Copy nothing but the text: repeat each entry exactly and drop the images.
---------- Available records
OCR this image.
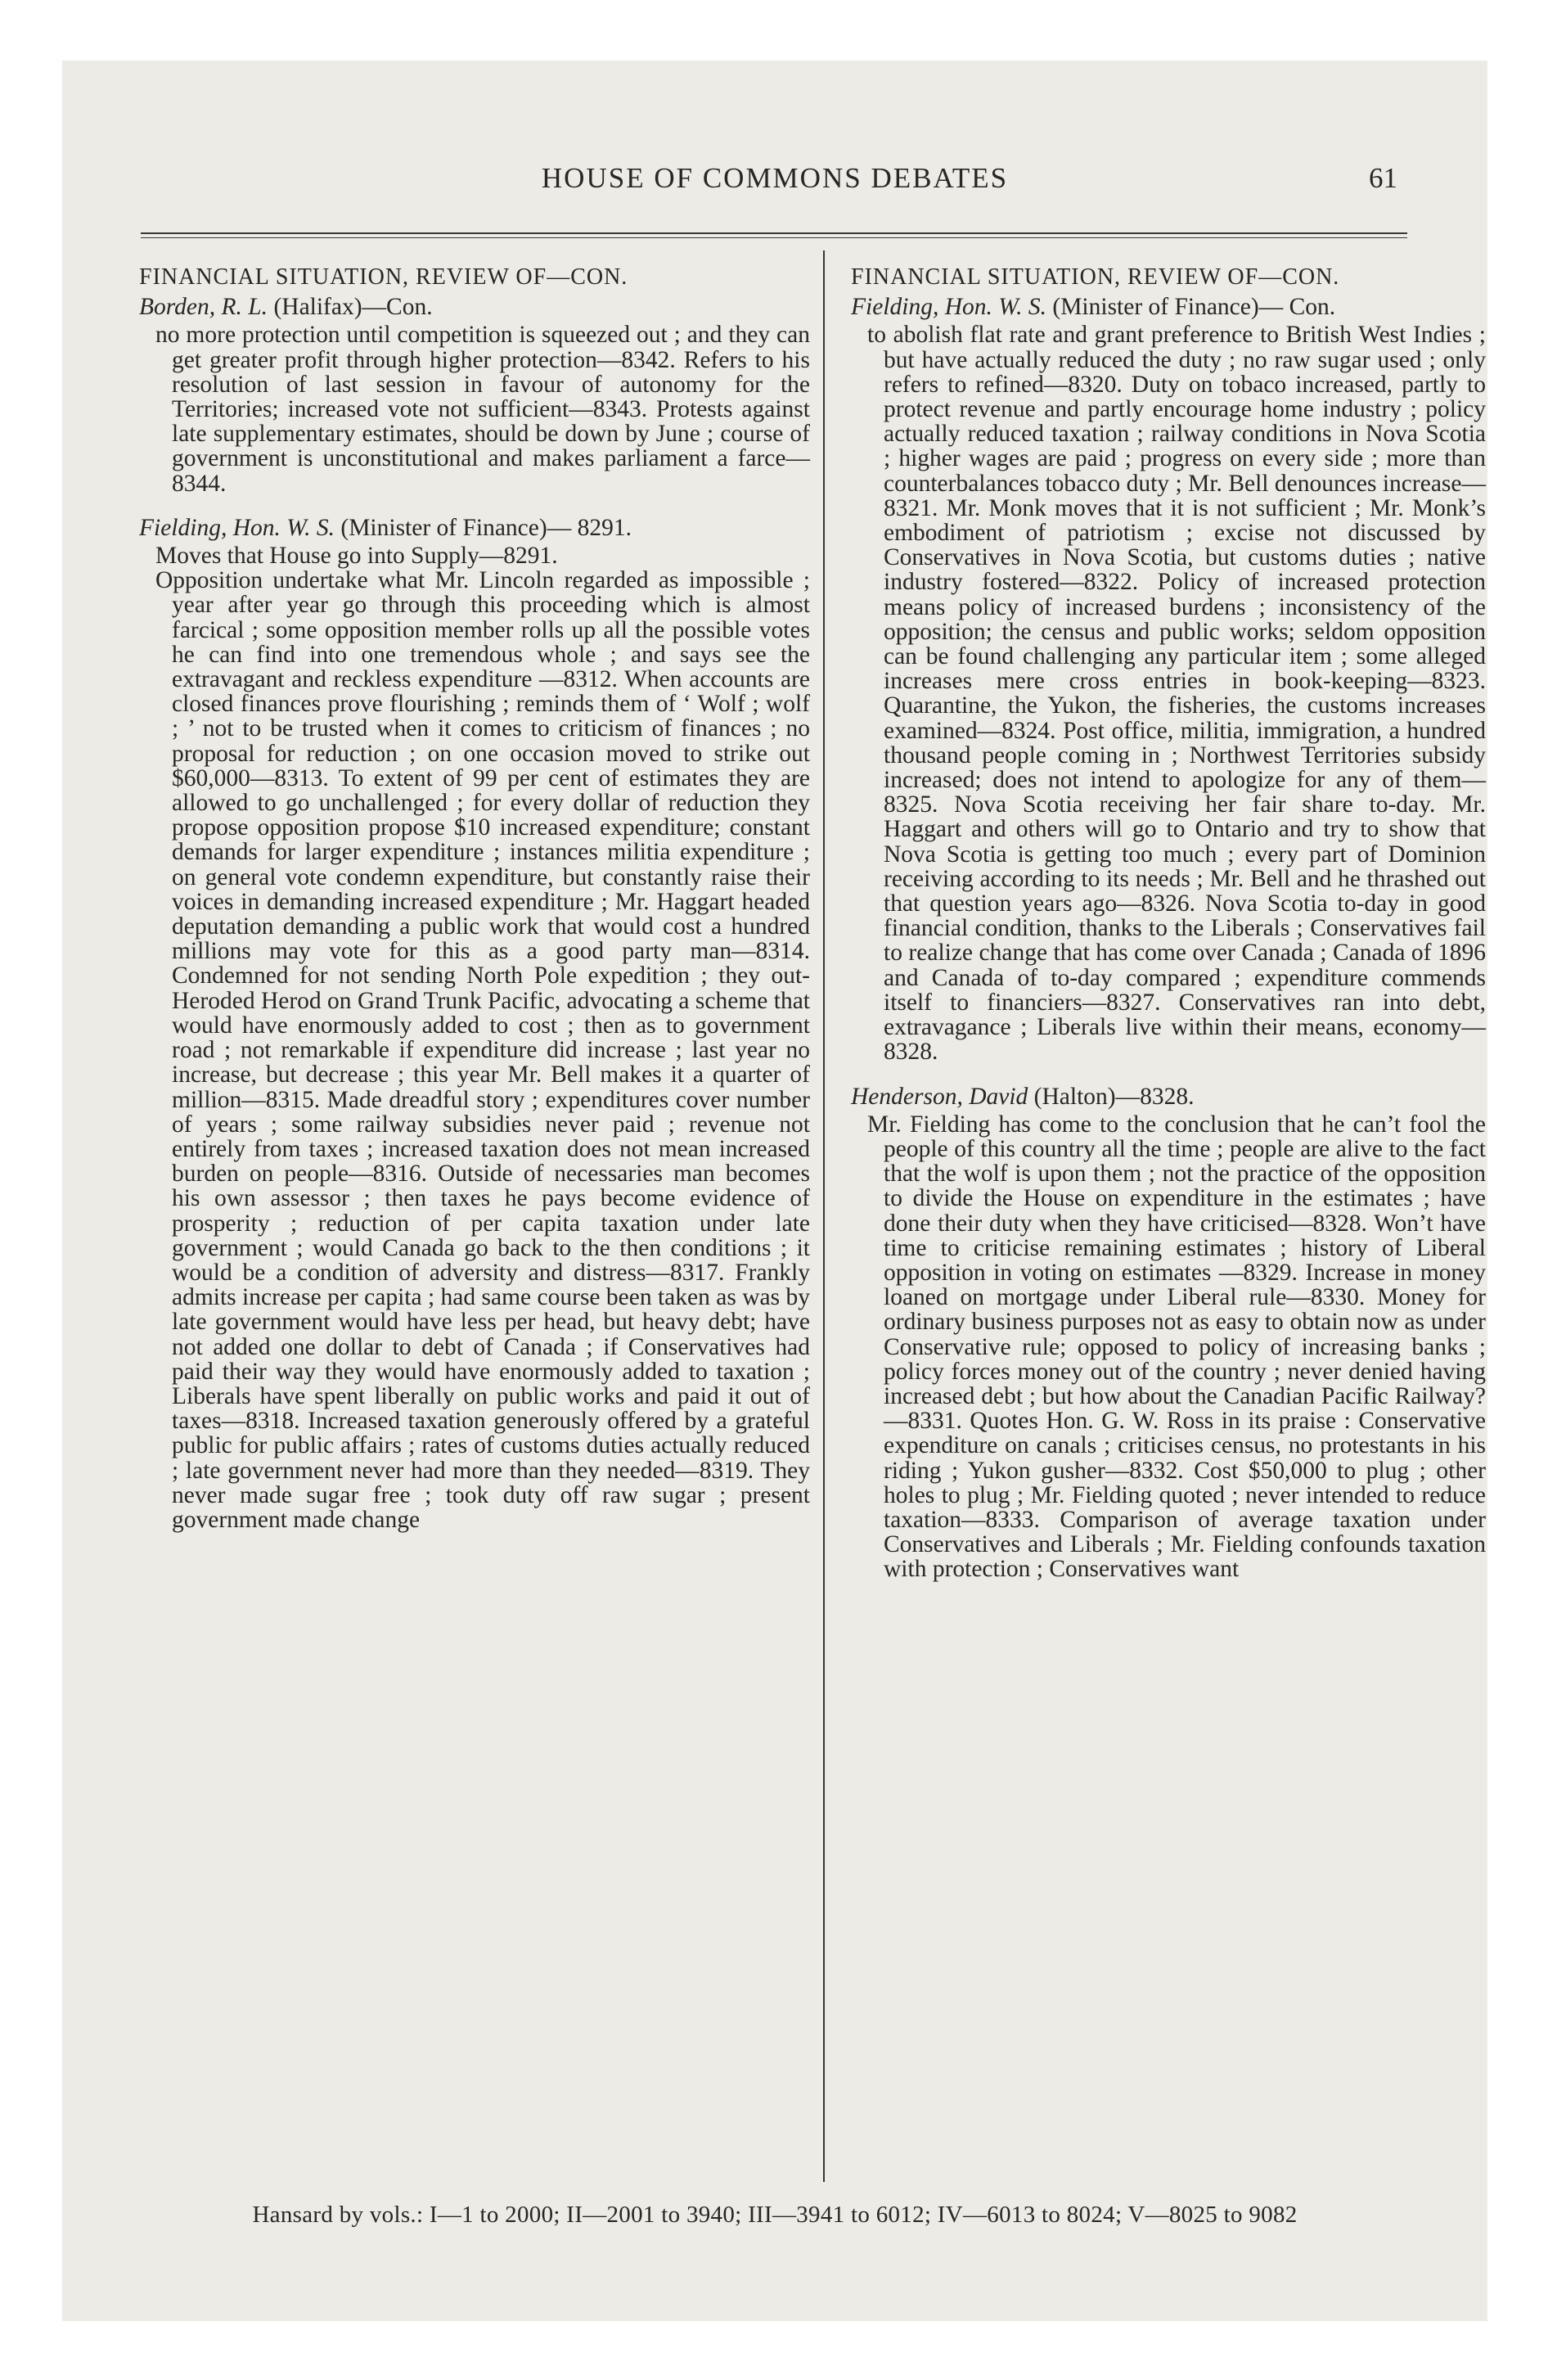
HOUSE OF COMMONS DEBATES	61
FINANCIAL SITUATION, REVIEW OF—CON.
Borden, R. L. (Halifax)—Con.

no more protection until competition is squeezed out ; and they can get greater profit through higher protection—8342. Refers to his resolution of last session in favour of autonomy for the Territories; increased vote not sufficient—8343. Protests against late supplementary estimates, should be down by June ; course of government is unconstitutional and makes parliament a farce—8344.

Fielding, Hon. W. S. (Minister of Finance)— 8291.

Moves that House go into Supply—8291.

Opposition undertake what Mr. Lincoln regarded as impossible ; year after year go through this proceeding which is almost farcical ; some opposition member rolls up all the possible votes he can find into one tremendous whole ; and says see the extravagant and reckless expenditure —8312. When accounts are closed finances prove flourishing ; reminds them of ‘ Wolf ; wolf ; ’ not to be trusted when it comes to criticism of finances ; no proposal for reduction ; on one occasion moved to strike out $60,000—8313. To extent of 99 per cent of estimates they are allowed to go unchallenged ; for every dollar of reduction they propose opposition propose $10 increased expenditure; constant demands for larger expenditure ; instances militia expenditure ; on general vote condemn expenditure, but constantly raise their voices in demanding increased expenditure ; Mr. Haggart headed deputation demanding a public work that would cost a hundred millions may vote for this as a good party man—8314. Condemned for not sending North Pole expedition ; they out-Heroded Herod on Grand Trunk Pacific, advocating a scheme that would have enormously added to cost ; then as to government road ; not remarkable if expenditure did increase ; last year no increase, but decrease ; this year Mr. Bell makes it a quarter of million—8315. Made dreadful story ; expenditures cover number of years ; some railway subsidies never paid ; revenue not entirely from taxes ; increased taxation does not mean increased burden on people—8316. Outside of necessaries man becomes his own assessor ; then taxes he pays become evidence of prosperity ; reduction of per capita taxation under late government ; would Canada go back to the then conditions ; it would be a condition of adversity and distress—8317. Frankly admits increase per capita ; had same course been taken as was by late government would have less per head, but heavy debt; have not added one dollar to debt of Canada ; if Conservatives had paid their way they would have enormously added to taxation ; Liberals have spent liberally on public works and paid it out of taxes—8318. Increased taxation generously offered by a grateful public for public affairs ; rates of customs duties actually reduced ; late government never had more than they needed—8319. They never made sugar free ; took duty off raw sugar ; present government made change

FINANCIAL SITUATION, REVIEW OF—CON.
Fielding, Hon. W. S. (Minister of Finance)— Con.

to abolish flat rate and grant preference to British West Indies ; but have actually reduced the duty ; no raw sugar used ; only refers to refined—8320. Duty on tobaco increased, partly to protect revenue and partly encourage home industry ; policy actually reduced taxation ; railway conditions in Nova Scotia ; higher wages are paid ; progress on every side ; more than counterbalances tobacco duty ; Mr. Bell denounces increase—8321. Mr. Monk moves that it is not sufficient ; Mr. Monk’s embodiment of patriotism ; excise not discussed by Conservatives in Nova Scotia, but customs duties ; native industry fostered—8322. Policy of increased protection means policy of increased burdens ; inconsistency of the opposition; the census and public works; seldom opposition can be found challenging any particular item ; some alleged increases mere cross entries in book-keeping—8323. Quarantine, the Yukon, the fisheries, the customs increases examined—8324. Post office, militia, immigration, a hundred thousand people coming in ; Northwest Territories subsidy increased; does not intend to apologize for any of them— 8325. Nova Scotia receiving her fair share to-day. Mr. Haggart and others will go to Ontario and try to show that Nova Scotia is getting too much ; every part of Dominion receiving according to its needs ; Mr. Bell and he thrashed out that question years ago—8326. Nova Scotia to-day in good financial condition, thanks to the Liberals ; Conservatives fail to realize change that has come over Canada ; Canada of 1896 and Canada of to-day compared ; expenditure commends itself to financiers—8327. Conservatives ran into debt, extravagance ; Liberals live within their means, economy—8328.

Henderson, David (Halton)—8328.

Mr. Fielding has come to the conclusion that he can’t fool the people of this country all the time ; people are alive to the fact that the wolf is upon them ; not the practice of the opposition to divide the House on expenditure in the estimates ; have done their duty when they have criticised—8328. Won’t have time to criticise remaining estimates ; history of Liberal opposition in voting on estimates —8329. Increase in money loaned on mortgage under Liberal rule—8330. Money for ordinary business purposes not as easy to obtain now as under Conservative rule; opposed to policy of increasing banks ; policy forces money out of the country ; never denied having increased debt ; but how about the Canadian Pacific Railway? —8331. Quotes Hon. G. W. Ross in its praise : Conservative expenditure on canals ; criticises census, no protestants in his riding ; Yukon gusher—8332. Cost $50,000 to plug ; other holes to plug ; Mr. Fielding quoted ; never intended to reduce taxation—8333. Comparison of average taxation under Conservatives and Liberals ; Mr. Fielding confounds taxation with protection ; Conservatives want

Hansard by vols.: I—1 to 2000; II—2001 to 3940; III—3941 to 6012; IV—6013 to 8024; V—8025 to 9082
--------------------
== Full solution ==
OCR this image.
HOUSE OF COMMONS DEBATES	61
FINANCIAL SITUATION, REVIEW OF—CON.
Borden, R. L. (Halifax)—Con.

no more protection until competition is squeezed out ; and they can get greater profit through higher protection—8342. Refers to his resolution of last session in favour of autonomy for the Territories; increased vote not sufficient—8343. Protests against late supplementary estimates, should be down by June ; course of government is unconstitutional and makes parliament a farce—8344.

Fielding, Hon. W. S. (Minister of Finance)— 8291.

Moves that House go into Supply—8291.

Opposition undertake what Mr. Lincoln regarded as impossible ; year after year go through this proceeding which is almost farcical ; some opposition member rolls up all the possible votes he can find into one tremendous whole ; and says see the extravagant and reckless expenditure —8312. When accounts are closed finances prove flourishing ; reminds them of ‘ Wolf ; wolf ; ’ not to be trusted when it comes to criticism of finances ; no proposal for reduction ; on one occasion moved to strike out $60,000—8313. To extent of 99 per cent of estimates they are allowed to go unchallenged ; for every dollar of reduction they propose opposition propose $10 increased expenditure; constant demands for larger expenditure ; instances militia expenditure ; on general vote condemn expenditure, but constantly raise their voices in demanding increased expenditure ; Mr. Haggart headed deputation demanding a public work that would cost a hundred millions may vote for this as a good party man—8314. Condemned for not sending North Pole expedition ; they out-Heroded Herod on Grand Trunk Pacific, advocating a scheme that would have enormously added to cost ; then as to government road ; not remarkable if expenditure did increase ; last year no increase, but decrease ; this year Mr. Bell makes it a quarter of million—8315. Made dreadful story ; expenditures cover number of years ; some railway subsidies never paid ; revenue not entirely from taxes ; increased taxation does not mean increased burden on people—8316. Outside of necessaries man becomes his own assessor ; then taxes he pays become evidence of prosperity ; reduction of per capita taxation under late government ; would Canada go back to the then conditions ; it would be a condition of adversity and distress—8317. Frankly admits increase per capita ; had same course been taken as was by late government would have less per head, but heavy debt; have not added one dollar to debt of Canada ; if Conservatives had paid their way they would have enormously added to taxation ; Liberals have spent liberally on public works and paid it out of taxes—8318. Increased taxation generously offered by a grateful public for public affairs ; rates of customs duties actually reduced ; late government never had more than they needed—8319. They never made sugar free ; took duty off raw sugar ; present government made change

FINANCIAL SITUATION, REVIEW OF—CON.
Fielding, Hon. W. S. (Minister of Finance)— Con.

to abolish flat rate and grant preference to British West Indies ; but have actually reduced the duty ; no raw sugar used ; only refers to refined—8320. Duty on tobaco increased, partly to protect revenue and partly encourage home industry ; policy actually reduced taxation ; railway conditions in Nova Scotia ; higher wages are paid ; progress on every side ; more than counterbalances tobacco duty ; Mr. Bell denounces increase—8321. Mr. Monk moves that it is not sufficient ; Mr. Monk’s embodiment of patriotism ; excise not discussed by Conservatives in Nova Scotia, but customs duties ; native industry fostered—8322. Policy of increased protection means policy of increased burdens ; inconsistency of the opposition; the census and public works; seldom opposition can be found challenging any particular item ; some alleged increases mere cross entries in book-keeping—8323. Quarantine, the Yukon, the fisheries, the customs increases examined—8324. Post office, militia, immigration, a hundred thousand people coming in ; Northwest Territories subsidy increased; does not intend to apologize for any of them— 8325. Nova Scotia receiving her fair share to-day. Mr. Haggart and others will go to Ontario and try to show that Nova Scotia is getting too much ; every part of Dominion receiving according to its needs ; Mr. Bell and he thrashed out that question years ago—8326. Nova Scotia to-day in good financial condition, thanks to the Liberals ; Conservatives fail to realize change that has come over Canada ; Canada of 1896 and Canada of to-day compared ; expenditure commends itself to financiers—8327. Conservatives ran into debt, extravagance ; Liberals live within their means, economy—8328.

Henderson, David (Halton)—8328.

Mr. Fielding has come to the conclusion that he can’t fool the people of this country all the time ; people are alive to the fact that the wolf is upon them ; not the practice of the opposition to divide the House on expenditure in the estimates ; have done their duty when they have criticised—8328. Won’t have time to criticise remaining estimates ; history of Liberal opposition in voting on estimates —8329. Increase in money loaned on mortgage under Liberal rule—8330. Money for ordinary business purposes not as easy to obtain now as under Conservative rule; opposed to policy of increasing banks ; policy forces money out of the country ; never denied having increased debt ; but how about the Canadian Pacific Railway? —8331. Quotes Hon. G. W. Ross in its praise : Conservative expenditure on canals ; criticises census, no protestants in his riding ; Yukon gusher—8332. Cost $50,000 to plug ; other holes to plug ; Mr. Fielding quoted ; never intended to reduce taxation—8333. Comparison of average taxation under Conservatives and Liberals ; Mr. Fielding confounds taxation with protection ; Conservatives want

Hansard by vols.: I—1 to 2000; II—2001 to 3940; III—3941 to 6012; IV—6013 to 8024; V—8025 to 9082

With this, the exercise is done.